Texte du document ->

Quatorze heures, les festivités reprennent par une « Session pédagogique », consacrée à des échanges autour de l’exploitation pédagogique de la BD « La Distinction », librement inspirée du livre de Pierre Bourdieu, en présence de la dessinatrice et autrice Tiphaine Rivière. Elle nous explique ce qui l’a motivée à se lancer dans ce projet, les difficultés d’adaptation qu’elle a rencontrées, la manière dont son ouvrage a été reçu par les lycéen·nes, la façon dont on peut l’exploiter en classe.


Après de nombreux nouveaux échanges avec la salle, place est donnée à Nadine Levratto pour la présentation d’un travail centré autour de :« Contribution et dépendance de l’entreprise à la dynamique du territoire ». Nadine Levratto est une spécialiste d’économie industrielle, qui analyse le fonctionnement du système économique au niveau mésoéconomique. Elle nous fait un rappel de l’histoire de cette discipline, avant de présenter un de ses paradigmes centraux, le paradigme Structure – Comportement – Performance (SCP) également appelé « approche structuraliste », qui repose sur deux idées : les comportements des firmes dépendent des structures de marché ; et quand les barrières à l’entrée sont élevées, la concentration des entreprises est plus forte, et le profit moyen plus élevé. Elle nous fait part alors de travaux empiriques cherchant à montrer comment les contraintes de marché impliquent des stratégies d’entreprise.

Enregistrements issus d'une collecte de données
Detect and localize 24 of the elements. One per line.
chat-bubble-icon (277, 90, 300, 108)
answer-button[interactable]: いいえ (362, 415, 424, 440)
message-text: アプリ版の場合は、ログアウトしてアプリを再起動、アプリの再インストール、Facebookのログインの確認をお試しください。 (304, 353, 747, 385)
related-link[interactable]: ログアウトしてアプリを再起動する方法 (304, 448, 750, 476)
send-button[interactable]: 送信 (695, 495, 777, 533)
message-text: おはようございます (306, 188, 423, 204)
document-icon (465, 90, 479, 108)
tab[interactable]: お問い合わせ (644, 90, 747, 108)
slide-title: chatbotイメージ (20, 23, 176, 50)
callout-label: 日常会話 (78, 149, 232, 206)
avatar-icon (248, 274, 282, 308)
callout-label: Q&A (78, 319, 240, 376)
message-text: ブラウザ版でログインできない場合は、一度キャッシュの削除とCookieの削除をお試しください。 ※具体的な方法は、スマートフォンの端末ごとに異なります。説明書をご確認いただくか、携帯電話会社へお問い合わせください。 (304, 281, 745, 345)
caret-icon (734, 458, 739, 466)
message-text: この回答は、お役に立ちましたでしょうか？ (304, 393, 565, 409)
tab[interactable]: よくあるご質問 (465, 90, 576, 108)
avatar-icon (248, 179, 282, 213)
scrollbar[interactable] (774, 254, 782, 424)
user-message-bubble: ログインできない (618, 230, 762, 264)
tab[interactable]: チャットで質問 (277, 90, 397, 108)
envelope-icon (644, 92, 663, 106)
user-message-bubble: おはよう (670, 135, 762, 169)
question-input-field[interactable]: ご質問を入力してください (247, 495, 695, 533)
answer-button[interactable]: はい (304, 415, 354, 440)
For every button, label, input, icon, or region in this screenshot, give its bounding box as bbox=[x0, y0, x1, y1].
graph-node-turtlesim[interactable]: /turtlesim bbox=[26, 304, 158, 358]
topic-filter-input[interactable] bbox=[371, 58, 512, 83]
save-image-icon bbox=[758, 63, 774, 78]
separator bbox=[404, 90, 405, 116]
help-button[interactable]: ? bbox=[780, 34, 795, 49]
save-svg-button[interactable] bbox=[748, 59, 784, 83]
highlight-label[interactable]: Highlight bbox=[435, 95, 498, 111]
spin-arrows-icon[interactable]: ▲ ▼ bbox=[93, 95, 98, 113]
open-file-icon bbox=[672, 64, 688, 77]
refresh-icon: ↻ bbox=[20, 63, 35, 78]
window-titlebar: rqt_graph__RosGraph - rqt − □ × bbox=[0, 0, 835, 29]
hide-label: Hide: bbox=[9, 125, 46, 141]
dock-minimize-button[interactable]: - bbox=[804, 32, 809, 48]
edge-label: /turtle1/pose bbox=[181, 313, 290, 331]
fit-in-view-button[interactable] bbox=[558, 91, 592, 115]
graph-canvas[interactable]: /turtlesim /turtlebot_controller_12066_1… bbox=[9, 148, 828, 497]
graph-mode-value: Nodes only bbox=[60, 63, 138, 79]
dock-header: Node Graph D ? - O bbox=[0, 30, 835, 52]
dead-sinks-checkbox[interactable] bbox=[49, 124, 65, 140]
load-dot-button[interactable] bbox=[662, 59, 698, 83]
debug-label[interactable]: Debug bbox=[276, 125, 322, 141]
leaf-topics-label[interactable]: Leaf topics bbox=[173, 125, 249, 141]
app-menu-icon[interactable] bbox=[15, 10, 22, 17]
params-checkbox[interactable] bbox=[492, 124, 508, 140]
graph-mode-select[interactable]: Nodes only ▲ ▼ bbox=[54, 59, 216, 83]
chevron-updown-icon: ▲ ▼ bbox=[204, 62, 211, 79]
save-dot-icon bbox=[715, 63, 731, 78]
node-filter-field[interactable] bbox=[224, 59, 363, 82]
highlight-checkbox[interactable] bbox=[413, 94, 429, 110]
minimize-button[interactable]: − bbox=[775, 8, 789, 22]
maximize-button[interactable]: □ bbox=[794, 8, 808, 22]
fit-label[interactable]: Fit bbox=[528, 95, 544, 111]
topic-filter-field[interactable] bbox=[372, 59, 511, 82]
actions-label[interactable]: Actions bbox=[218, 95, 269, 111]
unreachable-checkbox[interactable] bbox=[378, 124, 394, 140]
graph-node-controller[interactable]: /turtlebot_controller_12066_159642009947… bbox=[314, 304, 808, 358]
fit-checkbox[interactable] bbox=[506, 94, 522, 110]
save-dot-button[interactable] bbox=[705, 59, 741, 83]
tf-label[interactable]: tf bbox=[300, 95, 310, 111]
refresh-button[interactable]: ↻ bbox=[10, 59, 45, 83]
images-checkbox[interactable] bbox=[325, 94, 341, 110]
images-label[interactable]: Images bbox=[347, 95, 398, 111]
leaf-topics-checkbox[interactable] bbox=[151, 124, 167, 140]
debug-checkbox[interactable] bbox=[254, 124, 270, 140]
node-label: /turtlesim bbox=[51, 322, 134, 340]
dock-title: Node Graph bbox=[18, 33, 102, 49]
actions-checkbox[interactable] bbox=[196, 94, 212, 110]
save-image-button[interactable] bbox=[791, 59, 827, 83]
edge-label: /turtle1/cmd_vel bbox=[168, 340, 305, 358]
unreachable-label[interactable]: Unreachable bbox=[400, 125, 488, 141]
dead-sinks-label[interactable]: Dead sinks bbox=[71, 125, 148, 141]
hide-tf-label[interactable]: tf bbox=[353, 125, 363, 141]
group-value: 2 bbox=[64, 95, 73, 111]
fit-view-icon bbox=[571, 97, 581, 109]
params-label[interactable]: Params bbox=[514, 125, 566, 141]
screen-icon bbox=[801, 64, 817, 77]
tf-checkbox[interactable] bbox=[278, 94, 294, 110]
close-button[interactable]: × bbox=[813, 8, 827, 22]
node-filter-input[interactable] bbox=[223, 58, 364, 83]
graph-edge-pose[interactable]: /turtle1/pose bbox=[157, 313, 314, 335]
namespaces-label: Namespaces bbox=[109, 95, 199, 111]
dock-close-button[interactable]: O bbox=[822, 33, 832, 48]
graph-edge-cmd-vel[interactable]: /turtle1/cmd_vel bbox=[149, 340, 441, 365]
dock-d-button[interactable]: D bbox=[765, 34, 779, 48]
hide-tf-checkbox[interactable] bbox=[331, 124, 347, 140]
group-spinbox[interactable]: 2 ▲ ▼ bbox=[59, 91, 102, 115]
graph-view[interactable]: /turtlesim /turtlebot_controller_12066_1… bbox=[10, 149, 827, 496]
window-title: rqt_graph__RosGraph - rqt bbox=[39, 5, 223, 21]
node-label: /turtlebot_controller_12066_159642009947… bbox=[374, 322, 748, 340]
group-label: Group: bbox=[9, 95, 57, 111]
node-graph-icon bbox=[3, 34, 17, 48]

Travail demandé ->
1. Réécrivez sous forme de liste le paragraphe du texte qui commence par « Après de nombreux nouveaux échanges », en gardant ses faits principaux.
2. Répondez d'après le texte aux questions suivantes, en marquant vos réponses (a), (b) et (c).
(a) À quelle heure commence la « Session pédagogique » ?
(b) De quel auteur le livre qui a inspiré la BD « La Distinction » est-il ?
(c) Quel autre nom le paradigme SCP porte-t-il ?

Réponses par consigne ->
1.
- Nadine Levratto présente un travail intitulé « Contribution et dépendance de l'entreprise à la dynamique du territoire ».
- Spécialiste d'économie industrielle, elle analyse le fonctionnement du système économique au niveau mésoéconomique.
- Elle rappelle l'histoire de cette discipline.
- Elle présente le paradigme Structure – Comportement – Performance (SCP), aussi appelé « approche structuraliste ».
- Ce paradigme repose sur deux idées :
  - les comportements des firmes dépendent des structures de marché ;
  - quand les barrières à l'entrée sont élevées, la concentration des entreprises est plus forte et le profit moyen plus élevé.
- Elle évoque des travaux empiriques qui cherchent à montrer comment les contraintes de marché impliquent des stratégies d'entreprise.

2.
(a) À quatorze heures.
(b) De Pierre Bourdieu.
(c) L'« approche structuraliste ».